▸ **Dataset rows**:
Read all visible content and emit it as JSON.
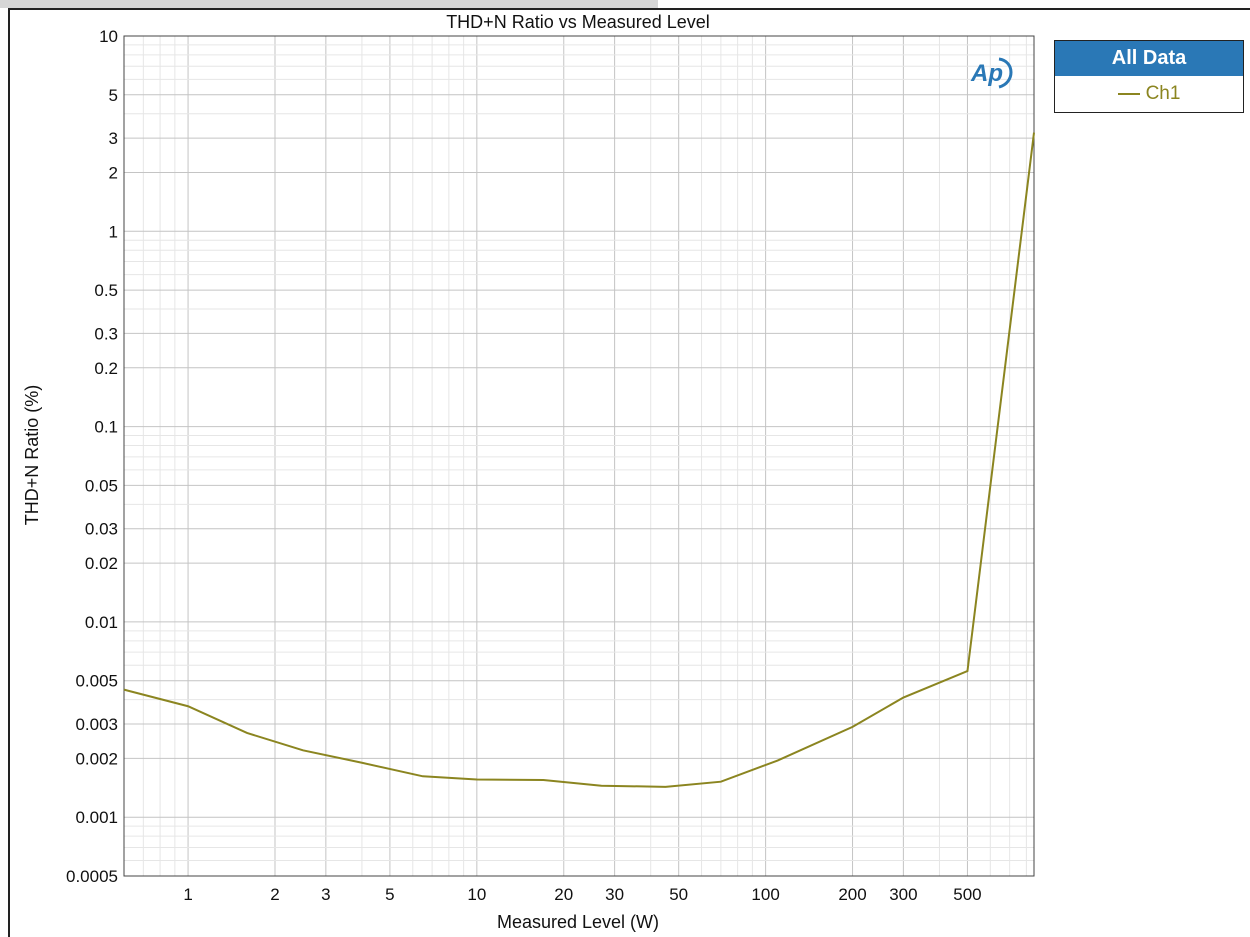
{
  "window": {
    "title": "THD+N Ratio vs Measured Level"
  },
  "legend": {
    "header": "All Data",
    "items": [
      {
        "label": "Ch1",
        "color": "#8b8520"
      }
    ]
  },
  "logo": {
    "text": "Ap"
  },
  "chart_data": {
    "type": "line",
    "title": "THD+N Ratio vs Measured Level",
    "xlabel": "Measured Level (W)",
    "ylabel": "THD+N Ratio (%)",
    "xscale": "log",
    "yscale": "log",
    "xlim": [
      0.6,
      850
    ],
    "ylim": [
      0.0005,
      10
    ],
    "grid": true,
    "legend_position": "outside-top-right",
    "x_ticks": [
      1,
      2,
      3,
      5,
      10,
      20,
      30,
      50,
      100,
      200,
      300,
      500
    ],
    "x_tick_labels": [
      "1",
      "2",
      "3",
      "5",
      "10",
      "20",
      "30",
      "50",
      "100",
      "200",
      "300",
      "500"
    ],
    "y_ticks": [
      10,
      5,
      3,
      2,
      1,
      0.5,
      0.3,
      0.2,
      0.1,
      0.05,
      0.03,
      0.02,
      0.01,
      0.005,
      0.003,
      0.002,
      0.001,
      0.0005
    ],
    "y_tick_labels": [
      "10",
      "5",
      "3",
      "2",
      "1",
      "0.5",
      "0.3",
      "0.2",
      "0.1",
      "0.05",
      "0.03",
      "0.02",
      "0.01",
      "0.005",
      "0.003",
      "0.002",
      "0.001",
      "0.0005"
    ],
    "series": [
      {
        "name": "Ch1",
        "color": "#8b8520",
        "x": [
          0.6,
          1.0,
          1.6,
          2.5,
          4.0,
          6.5,
          10,
          17,
          27,
          45,
          70,
          110,
          200,
          300,
          500,
          850
        ],
        "y": [
          0.0045,
          0.0037,
          0.0027,
          0.0022,
          0.0019,
          0.00162,
          0.00156,
          0.00155,
          0.00145,
          0.00143,
          0.00152,
          0.00195,
          0.0029,
          0.0041,
          0.0056,
          3.2
        ]
      }
    ]
  }
}
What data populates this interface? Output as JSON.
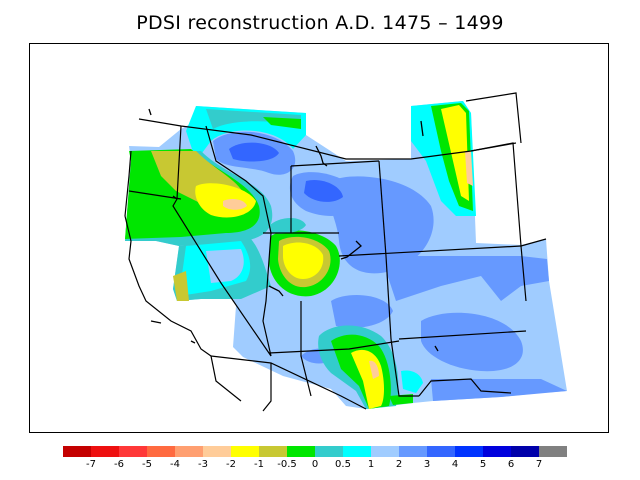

▸ **Work required**: Leave out the pictures and copy every record above exactly.

▸ **The result**:
Read all visible content and emit it as JSON.
{
  "window": {
    "title": "THD+N Ratio vs Measured Level"
  },
  "legend": {
    "header": "All Data",
    "items": [
      {
        "label": "Ch1",
        "color": "#8b8520"
      }
    ]
  },
  "logo": {
    "text": "Ap"
  },
  "chart_data": {
    "type": "line",
    "title": "THD+N Ratio vs Measured Level",
    "xlabel": "Measured Level (W)",
    "ylabel": "THD+N Ratio (%)",
    "xscale": "log",
    "yscale": "log",
    "xlim": [
      0.6,
      850
    ],
    "ylim": [
      0.0005,
      10
    ],
    "grid": true,
    "legend_position": "outside-top-right",
    "x_ticks": [
      1,
      2,
      3,
      5,
      10,
      20,
      30,
      50,
      100,
      200,
      300,
      500
    ],
    "x_tick_labels": [
      "1",
      "2",
      "3",
      "5",
      "10",
      "20",
      "30",
      "50",
      "100",
      "200",
      "300",
      "500"
    ],
    "y_ticks": [
      10,
      5,
      3,
      2,
      1,
      0.5,
      0.3,
      0.2,
      0.1,
      0.05,
      0.03,
      0.02,
      0.01,
      0.005,
      0.003,
      0.002,
      0.001,
      0.0005
    ],
    "y_tick_labels": [
      "10",
      "5",
      "3",
      "2",
      "1",
      "0.5",
      "0.3",
      "0.2",
      "0.1",
      "0.05",
      "0.03",
      "0.02",
      "0.01",
      "0.005",
      "0.003",
      "0.002",
      "0.001",
      "0.0005"
    ],
    "series": [
      {
        "name": "Ch1",
        "color": "#8b8520",
        "x": [
          0.6,
          1.0,
          1.6,
          2.5,
          4.0,
          6.5,
          10,
          17,
          27,
          45,
          70,
          110,
          200,
          300,
          500,
          850
        ],
        "y": [
          0.0045,
          0.0037,
          0.0027,
          0.0022,
          0.0019,
          0.00162,
          0.00156,
          0.00155,
          0.00145,
          0.00143,
          0.00152,
          0.00195,
          0.0029,
          0.0041,
          0.0056,
          3.2
        ]
      }
    ]
  }
}
What data populates this interface? Output as JSON.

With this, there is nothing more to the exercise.